Close

Software

A project log for A SUBLEQ CPU

Yet Another Minimalistic One Instruction CPU SUBLEQ means SUBtraction jump on Less than or EQual to zero.

agpcooperagp.cooper 06/03/2017 at 10:340 Comments

Software

Today I looked at Mazonka's SUBLEQ wehpage (http://mazonka.com/subleq/) and his Higher SUBLEQ webpage (http://mazonka.com/subleq/hsq.html). Higher SUBLEQ is actually a C Compiler for SUBLEQ. His site also has an on-line C Compiler, Assembler and Interpreter (http://mazonka.com/subleq/online/hsqjs.cgi). The problem with Mazonka's work is it is a bit too advanced for me at the moment.

What I was really looking for was some code that I could have a look at. That I can manually step through so that I could get an idea how the language works. I came across Sandro Maffiodo "OI" webpage (http://www.assezeta.com/sandromaffiodo/oi/) which had what I wanted. His assembler syntax was very simple and yet does the job. Here is his "Hello World!":

(OI Assembler by Sandro Maffiodo
This example write hello world)
    H -2 .
    E -2 .
    L -2 .
    L -2 .
    O -2 .
    BLANK -2 .
    W -2 .
    O -2 .
    R -2 .
    L -2 .
    D -2 .
    BANG -2 -1
(ASCII characters)
    .H 72
    .E 69
    .L 76
    .O 79
    .BLANK 32
    .W 87
    .R 82
    .D 68 
    .BANG 33
So Let Have A Look

First comments start with a "(" and end with a ")".

Next the lines are for the form "A B C" (except for data) which are constants.

[Lines of data]
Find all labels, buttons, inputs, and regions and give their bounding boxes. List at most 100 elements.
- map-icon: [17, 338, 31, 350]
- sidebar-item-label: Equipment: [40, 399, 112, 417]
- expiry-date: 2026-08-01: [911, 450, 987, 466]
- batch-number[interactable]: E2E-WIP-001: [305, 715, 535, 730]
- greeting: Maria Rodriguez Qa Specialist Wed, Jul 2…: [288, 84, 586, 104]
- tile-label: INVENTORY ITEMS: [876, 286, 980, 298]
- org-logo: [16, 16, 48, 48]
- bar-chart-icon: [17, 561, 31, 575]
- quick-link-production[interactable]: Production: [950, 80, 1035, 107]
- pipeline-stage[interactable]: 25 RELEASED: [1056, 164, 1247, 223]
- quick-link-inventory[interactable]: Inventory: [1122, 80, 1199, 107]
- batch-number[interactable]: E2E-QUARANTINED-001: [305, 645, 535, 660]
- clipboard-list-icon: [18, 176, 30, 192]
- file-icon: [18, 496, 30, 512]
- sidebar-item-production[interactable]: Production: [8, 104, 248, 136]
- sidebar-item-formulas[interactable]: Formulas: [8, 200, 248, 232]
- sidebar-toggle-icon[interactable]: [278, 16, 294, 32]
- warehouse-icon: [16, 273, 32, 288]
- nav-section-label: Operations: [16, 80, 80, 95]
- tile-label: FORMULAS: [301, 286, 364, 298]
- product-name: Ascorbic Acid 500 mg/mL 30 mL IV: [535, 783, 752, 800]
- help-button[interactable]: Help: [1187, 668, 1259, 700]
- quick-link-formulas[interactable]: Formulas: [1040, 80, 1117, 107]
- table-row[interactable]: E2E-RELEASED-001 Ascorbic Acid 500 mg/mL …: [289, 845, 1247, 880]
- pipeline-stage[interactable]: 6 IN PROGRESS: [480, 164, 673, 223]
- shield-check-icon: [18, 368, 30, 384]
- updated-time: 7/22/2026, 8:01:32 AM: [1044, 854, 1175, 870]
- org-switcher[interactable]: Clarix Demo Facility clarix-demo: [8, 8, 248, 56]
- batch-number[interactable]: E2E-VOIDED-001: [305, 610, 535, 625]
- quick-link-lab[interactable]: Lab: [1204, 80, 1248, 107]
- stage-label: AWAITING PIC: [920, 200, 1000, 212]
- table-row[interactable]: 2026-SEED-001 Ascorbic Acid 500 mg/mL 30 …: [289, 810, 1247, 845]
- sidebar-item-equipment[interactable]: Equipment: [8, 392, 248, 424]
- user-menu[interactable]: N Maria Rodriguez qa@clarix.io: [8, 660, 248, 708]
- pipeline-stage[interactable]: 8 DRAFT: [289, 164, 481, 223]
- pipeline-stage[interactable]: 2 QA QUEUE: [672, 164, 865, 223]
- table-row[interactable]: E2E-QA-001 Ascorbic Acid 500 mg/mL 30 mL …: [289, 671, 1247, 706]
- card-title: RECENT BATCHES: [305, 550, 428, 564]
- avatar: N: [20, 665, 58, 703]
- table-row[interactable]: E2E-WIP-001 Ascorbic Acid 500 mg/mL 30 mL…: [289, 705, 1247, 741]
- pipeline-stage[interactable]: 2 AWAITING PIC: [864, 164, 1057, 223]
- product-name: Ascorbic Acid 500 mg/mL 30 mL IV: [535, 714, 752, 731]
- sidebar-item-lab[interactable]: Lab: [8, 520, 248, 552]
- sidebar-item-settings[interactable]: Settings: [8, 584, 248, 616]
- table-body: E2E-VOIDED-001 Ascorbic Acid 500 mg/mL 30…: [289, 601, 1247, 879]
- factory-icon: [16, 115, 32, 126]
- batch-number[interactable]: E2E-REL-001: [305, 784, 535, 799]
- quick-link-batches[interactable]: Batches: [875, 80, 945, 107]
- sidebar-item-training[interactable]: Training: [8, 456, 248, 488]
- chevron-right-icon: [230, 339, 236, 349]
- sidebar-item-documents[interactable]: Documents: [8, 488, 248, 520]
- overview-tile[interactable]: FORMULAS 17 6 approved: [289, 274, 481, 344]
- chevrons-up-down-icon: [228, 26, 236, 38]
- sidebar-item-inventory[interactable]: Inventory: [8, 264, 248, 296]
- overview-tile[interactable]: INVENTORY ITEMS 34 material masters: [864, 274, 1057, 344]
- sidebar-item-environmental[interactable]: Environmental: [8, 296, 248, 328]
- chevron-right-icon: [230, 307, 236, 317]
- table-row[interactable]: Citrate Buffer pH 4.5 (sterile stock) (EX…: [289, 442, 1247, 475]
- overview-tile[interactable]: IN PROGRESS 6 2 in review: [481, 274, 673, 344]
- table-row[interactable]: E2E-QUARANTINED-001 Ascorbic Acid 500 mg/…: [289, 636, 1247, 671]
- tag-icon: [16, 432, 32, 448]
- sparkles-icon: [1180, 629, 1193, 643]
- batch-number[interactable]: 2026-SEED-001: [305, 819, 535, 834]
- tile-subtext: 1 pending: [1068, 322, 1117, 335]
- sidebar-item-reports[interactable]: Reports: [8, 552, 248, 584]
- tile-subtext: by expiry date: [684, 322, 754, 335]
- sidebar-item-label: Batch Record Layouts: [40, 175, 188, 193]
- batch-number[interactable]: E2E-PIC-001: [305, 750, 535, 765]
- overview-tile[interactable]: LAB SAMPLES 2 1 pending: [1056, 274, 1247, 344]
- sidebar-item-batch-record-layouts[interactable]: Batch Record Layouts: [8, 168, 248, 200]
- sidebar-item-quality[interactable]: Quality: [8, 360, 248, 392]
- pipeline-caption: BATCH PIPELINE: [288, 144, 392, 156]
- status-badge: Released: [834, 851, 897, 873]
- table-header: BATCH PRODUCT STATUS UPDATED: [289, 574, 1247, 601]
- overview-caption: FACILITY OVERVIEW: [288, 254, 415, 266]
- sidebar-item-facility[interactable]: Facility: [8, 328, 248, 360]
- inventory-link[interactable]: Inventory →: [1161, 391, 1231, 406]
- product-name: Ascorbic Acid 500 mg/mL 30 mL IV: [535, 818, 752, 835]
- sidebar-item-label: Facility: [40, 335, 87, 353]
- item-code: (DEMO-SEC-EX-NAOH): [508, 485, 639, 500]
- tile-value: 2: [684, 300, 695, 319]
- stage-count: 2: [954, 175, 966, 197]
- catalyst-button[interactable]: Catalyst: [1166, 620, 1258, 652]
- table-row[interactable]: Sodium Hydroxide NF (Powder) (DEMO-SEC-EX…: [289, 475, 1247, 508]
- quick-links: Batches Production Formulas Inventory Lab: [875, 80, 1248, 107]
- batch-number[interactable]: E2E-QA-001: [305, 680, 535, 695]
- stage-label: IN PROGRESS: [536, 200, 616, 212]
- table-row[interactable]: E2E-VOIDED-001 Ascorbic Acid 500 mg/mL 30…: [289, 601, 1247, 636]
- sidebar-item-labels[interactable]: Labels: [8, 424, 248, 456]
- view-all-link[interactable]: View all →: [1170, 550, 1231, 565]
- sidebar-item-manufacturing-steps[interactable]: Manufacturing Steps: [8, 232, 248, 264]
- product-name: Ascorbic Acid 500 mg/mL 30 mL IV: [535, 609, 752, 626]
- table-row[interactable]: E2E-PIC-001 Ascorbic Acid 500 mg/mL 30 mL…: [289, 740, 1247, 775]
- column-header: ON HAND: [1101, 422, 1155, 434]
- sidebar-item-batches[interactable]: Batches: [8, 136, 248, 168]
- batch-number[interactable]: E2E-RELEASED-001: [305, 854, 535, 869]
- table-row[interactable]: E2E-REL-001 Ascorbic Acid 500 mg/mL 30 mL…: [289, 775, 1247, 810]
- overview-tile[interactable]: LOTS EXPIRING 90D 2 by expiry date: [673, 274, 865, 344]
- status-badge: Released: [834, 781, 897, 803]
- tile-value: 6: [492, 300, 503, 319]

Problem set:
- A) Summarize the SUBLEQ project log in two sentences.
- B) Reproduce the entries word for word, covering the stretch from the start of the entries through the line that contains "- updated-time: 7/22/2026, 8:01:32".

Responses for each task:
- A) The author looked at Mazonka's SUBLEQ and Higher SUBLEQ webpages, which offer a C compiler for SUBLEQ, but found that work a bit too advanced for the moment. What the author really wanted was code to step through manually, and Sandro Maffiodo's "OI" webpage had it, with a very simple assembler syntax shown in its "Hello World!" example.

- B)
Find all labels, buttons, inputs, and regions and give their bounding boxes. List at most 100 elements.
- map-icon: [17, 338, 31, 350]
- sidebar-item-label: Equipment: [40, 399, 112, 417]
- expiry-date: 2026-08-01: [911, 450, 987, 466]
- batch-number[interactable]: E2E-WIP-001: [305, 715, 535, 730]
- greeting: Maria Rodriguez Qa Specialist Wed, Jul 2…: [288, 84, 586, 104]
- tile-label: INVENTORY ITEMS: [876, 286, 980, 298]
- org-logo: [16, 16, 48, 48]
- bar-chart-icon: [17, 561, 31, 575]
- quick-link-production[interactable]: Production: [950, 80, 1035, 107]
- pipeline-stage[interactable]: 25 RELEASED: [1056, 164, 1247, 223]
- quick-link-inventory[interactable]: Inventory: [1122, 80, 1199, 107]
- batch-number[interactable]: E2E-QUARANTINED-001: [305, 645, 535, 660]
- clipboard-list-icon: [18, 176, 30, 192]
- file-icon: [18, 496, 30, 512]
- sidebar-item-production[interactable]: Production: [8, 104, 248, 136]
- sidebar-item-formulas[interactable]: Formulas: [8, 200, 248, 232]
- sidebar-toggle-icon[interactable]: [278, 16, 294, 32]
- warehouse-icon: [16, 273, 32, 288]
- nav-section-label: Operations: [16, 80, 80, 95]
- tile-label: FORMULAS: [301, 286, 364, 298]
- product-name: Ascorbic Acid 500 mg/mL 30 mL IV: [535, 783, 752, 800]
- help-button[interactable]: Help: [1187, 668, 1259, 700]
- quick-link-formulas[interactable]: Formulas: [1040, 80, 1117, 107]
- table-row[interactable]: E2E-RELEASED-001 Ascorbic Acid 500 mg/mL …: [289, 845, 1247, 880]
- pipeline-stage[interactable]: 6 IN PROGRESS: [480, 164, 673, 223]
- shield-check-icon: [18, 368, 30, 384]
- updated-time: 7/22/2026, 8:01:32 AM: [1044, 854, 1175, 870]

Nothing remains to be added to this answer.